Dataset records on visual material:
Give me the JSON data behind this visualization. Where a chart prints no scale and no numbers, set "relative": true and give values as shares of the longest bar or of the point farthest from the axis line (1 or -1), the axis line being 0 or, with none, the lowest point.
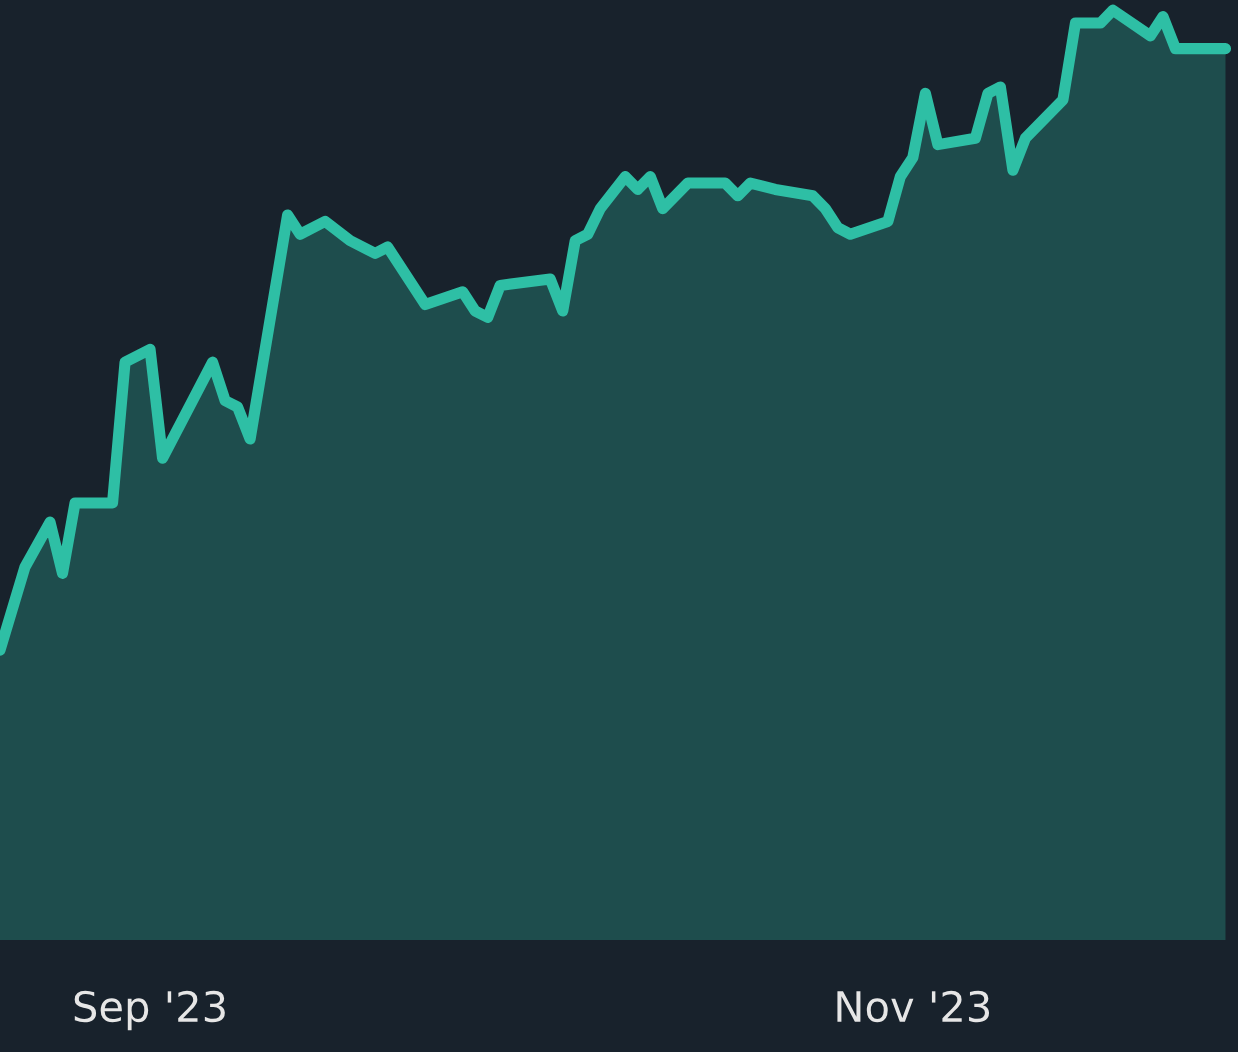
{
  "chart_data": {
    "type": "area",
    "relative": true,
    "x": [
      "2023-08-20",
      "2023-08-22",
      "2023-08-24",
      "2023-08-25",
      "2023-08-26",
      "2023-08-29",
      "2023-08-30",
      "2023-09-01",
      "2023-09-02",
      "2023-09-06",
      "2023-09-07",
      "2023-09-08",
      "2023-09-09",
      "2023-09-12",
      "2023-09-13",
      "2023-09-15",
      "2023-09-17",
      "2023-09-19",
      "2023-09-20",
      "2023-09-23",
      "2023-09-26",
      "2023-09-27",
      "2023-09-28",
      "2023-09-29",
      "2023-10-03",
      "2023-10-04",
      "2023-10-05",
      "2023-10-06",
      "2023-10-07",
      "2023-10-09",
      "2023-10-10",
      "2023-10-11",
      "2023-10-12",
      "2023-10-14",
      "2023-10-17",
      "2023-10-18",
      "2023-10-19",
      "2023-10-21",
      "2023-10-24",
      "2023-10-25",
      "2023-10-26",
      "2023-10-27",
      "2023-10-30",
      "2023-10-31",
      "2023-11-01",
      "2023-11-02",
      "2023-11-03",
      "2023-11-06",
      "2023-11-07",
      "2023-11-08",
      "2023-11-09",
      "2023-11-10",
      "2023-11-13",
      "2023-11-14",
      "2023-11-16",
      "2023-11-17",
      "2023-11-20",
      "2023-11-21",
      "2023-11-22",
      "2023-11-26"
    ],
    "series": [
      {
        "color": "#2ebfa5",
        "values": [
          0,
          0.13,
          0.2,
          0.12,
          0.23,
          0.23,
          0.45,
          0.47,
          0.3,
          0.45,
          0.39,
          0.38,
          0.33,
          0.68,
          0.65,
          0.67,
          0.64,
          0.62,
          0.63,
          0.54,
          0.56,
          0.53,
          0.52,
          0.57,
          0.58,
          0.53,
          0.64,
          0.65,
          0.69,
          0.74,
          0.72,
          0.74,
          0.69,
          0.73,
          0.73,
          0.71,
          0.73,
          0.72,
          0.71,
          0.69,
          0.66,
          0.65,
          0.67,
          0.74,
          0.77,
          0.87,
          0.79,
          0.8,
          0.87,
          0.88,
          0.75,
          0.8,
          0.86,
          0.98,
          0.98,
          1,
          0.96,
          0.99,
          0.94,
          0.94
        ]
      }
    ],
    "xlim": [
      "2023-08-20",
      "2023-11-27"
    ],
    "xticks": [
      {
        "value": "2023-09-01",
        "label": "Sep '23"
      },
      {
        "value": "2023-11-01",
        "label": "Nov '23"
      }
    ],
    "grid": false,
    "marker": "none",
    "line_style": "solid"
  }
}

* Objective *
Output every entry verbatim. Pictures do not belong in the copy.

* Task response *
Give me the JSON data behind this visualization. Where a chart prints no scale and no numbers, set "relative": true and give values as shares of the longest bar or of the point farthest from the axis line (1 or -1), the axis line being 0 or, with none, the lowest point.
{
  "chart_data": {
    "type": "area",
    "relative": true,
    "x": [
      "2023-08-20",
      "2023-08-22",
      "2023-08-24",
      "2023-08-25",
      "2023-08-26",
      "2023-08-29",
      "2023-08-30",
      "2023-09-01",
      "2023-09-02",
      "2023-09-06",
      "2023-09-07",
      "2023-09-08",
      "2023-09-09",
      "2023-09-12",
      "2023-09-13",
      "2023-09-15",
      "2023-09-17",
      "2023-09-19",
      "2023-09-20",
      "2023-09-23",
      "2023-09-26",
      "2023-09-27",
      "2023-09-28",
      "2023-09-29",
      "2023-10-03",
      "2023-10-04",
      "2023-10-05",
      "2023-10-06",
      "2023-10-07",
      "2023-10-09",
      "2023-10-10",
      "2023-10-11",
      "2023-10-12",
      "2023-10-14",
      "2023-10-17",
      "2023-10-18",
      "2023-10-19",
      "2023-10-21",
      "2023-10-24",
      "2023-10-25",
      "2023-10-26",
      "2023-10-27",
      "2023-10-30",
      "2023-10-31",
      "2023-11-01",
      "2023-11-02",
      "2023-11-03",
      "2023-11-06",
      "2023-11-07",
      "2023-11-08",
      "2023-11-09",
      "2023-11-10",
      "2023-11-13",
      "2023-11-14",
      "2023-11-16",
      "2023-11-17",
      "2023-11-20",
      "2023-11-21",
      "2023-11-22",
      "2023-11-26"
    ],
    "series": [
      {
        "color": "#2ebfa5",
        "values": [
          0,
          0.13,
          0.2,
          0.12,
          0.23,
          0.23,
          0.45,
          0.47,
          0.3,
          0.45,
          0.39,
          0.38,
          0.33,
          0.68,
          0.65,
          0.67,
          0.64,
          0.62,
          0.63,
          0.54,
          0.56,
          0.53,
          0.52,
          0.57,
          0.58,
          0.53,
          0.64,
          0.65,
          0.69,
          0.74,
          0.72,
          0.74,
          0.69,
          0.73,
          0.73,
          0.71,
          0.73,
          0.72,
          0.71,
          0.69,
          0.66,
          0.65,
          0.67,
          0.74,
          0.77,
          0.87,
          0.79,
          0.8,
          0.87,
          0.88,
          0.75,
          0.8,
          0.86,
          0.98,
          0.98,
          1,
          0.96,
          0.99,
          0.94,
          0.94
        ]
      }
    ],
    "xlim": [
      "2023-08-20",
      "2023-11-27"
    ],
    "xticks": [
      {
        "value": "2023-09-01",
        "label": "Sep '23"
      },
      {
        "value": "2023-11-01",
        "label": "Nov '23"
      }
    ],
    "grid": false,
    "marker": "none",
    "line_style": "solid"
  }
}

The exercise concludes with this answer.